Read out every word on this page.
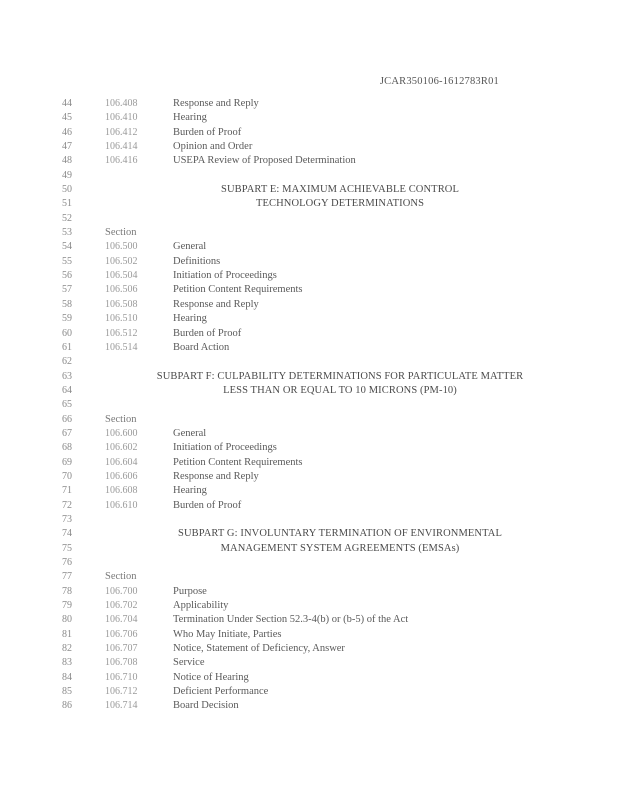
JCAR350106-1612783R01
44	106.408	Response and Reply
45	106.410	Hearing
46	106.412	Burden of Proof
47	106.414	Opinion and Order
48	106.416	USEPA Review of Proposed Determination
49
50	SUBPART E: MAXIMUM ACHIEVABLE CONTROL
51	TECHNOLOGY DETERMINATIONS
52
53	Section
54	106.500	General
55	106.502	Definitions
56	106.504	Initiation of Proceedings
57	106.506	Petition Content Requirements
58	106.508	Response and Reply
59	106.510	Hearing
60	106.512	Burden of Proof
61	106.514	Board Action
62
63	SUBPART F: CULPABILITY DETERMINATIONS FOR PARTICULATE MATTER
64	LESS THAN OR EQUAL TO 10 MICRONS (PM-10)
65
66	Section
67	106.600	General
68	106.602	Initiation of Proceedings
69	106.604	Petition Content Requirements
70	106.606	Response and Reply
71	106.608	Hearing
72	106.610	Burden of Proof
73
74	SUBPART G: INVOLUNTARY TERMINATION OF ENVIRONMENTAL
75	MANAGEMENT SYSTEM AGREEMENTS (EMSAs)
76
77	Section
78	106.700	Purpose
79	106.702	Applicability
80	106.704	Termination Under Section 52.3-4(b) or (b-5) of the Act
81	106.706	Who May Initiate, Parties
82	106.707	Notice, Statement of Deficiency, Answer
83	106.708	Service
84	106.710	Notice of Hearing
85	106.712	Deficient Performance
86	106.714	Board Decision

* Problem to work on: Your task is to set down the records shown above exactly, minus any pictures.

* Task response:
Read out every word on this page.
JCAR350106-1612783R01
44	106.408	Response and Reply
45	106.410	Hearing
46	106.412	Burden of Proof
47	106.414	Opinion and Order
48	106.416	USEPA Review of Proposed Determination
49
50	SUBPART E: MAXIMUM ACHIEVABLE CONTROL
51	TECHNOLOGY DETERMINATIONS
52
53	Section
54	106.500	General
55	106.502	Definitions
56	106.504	Initiation of Proceedings
57	106.506	Petition Content Requirements
58	106.508	Response and Reply
59	106.510	Hearing
60	106.512	Burden of Proof
61	106.514	Board Action
62
63	SUBPART F: CULPABILITY DETERMINATIONS FOR PARTICULATE MATTER
64	LESS THAN OR EQUAL TO 10 MICRONS (PM-10)
65
66	Section
67	106.600	General
68	106.602	Initiation of Proceedings
69	106.604	Petition Content Requirements
70	106.606	Response and Reply
71	106.608	Hearing
72	106.610	Burden of Proof
73
74	SUBPART G: INVOLUNTARY TERMINATION OF ENVIRONMENTAL
75	MANAGEMENT SYSTEM AGREEMENTS (EMSAs)
76
77	Section
78	106.700	Purpose
79	106.702	Applicability
80	106.704	Termination Under Section 52.3-4(b) or (b-5) of the Act
81	106.706	Who May Initiate, Parties
82	106.707	Notice, Statement of Deficiency, Answer
83	106.708	Service
84	106.710	Notice of Hearing
85	106.712	Deficient Performance
86	106.714	Board Decision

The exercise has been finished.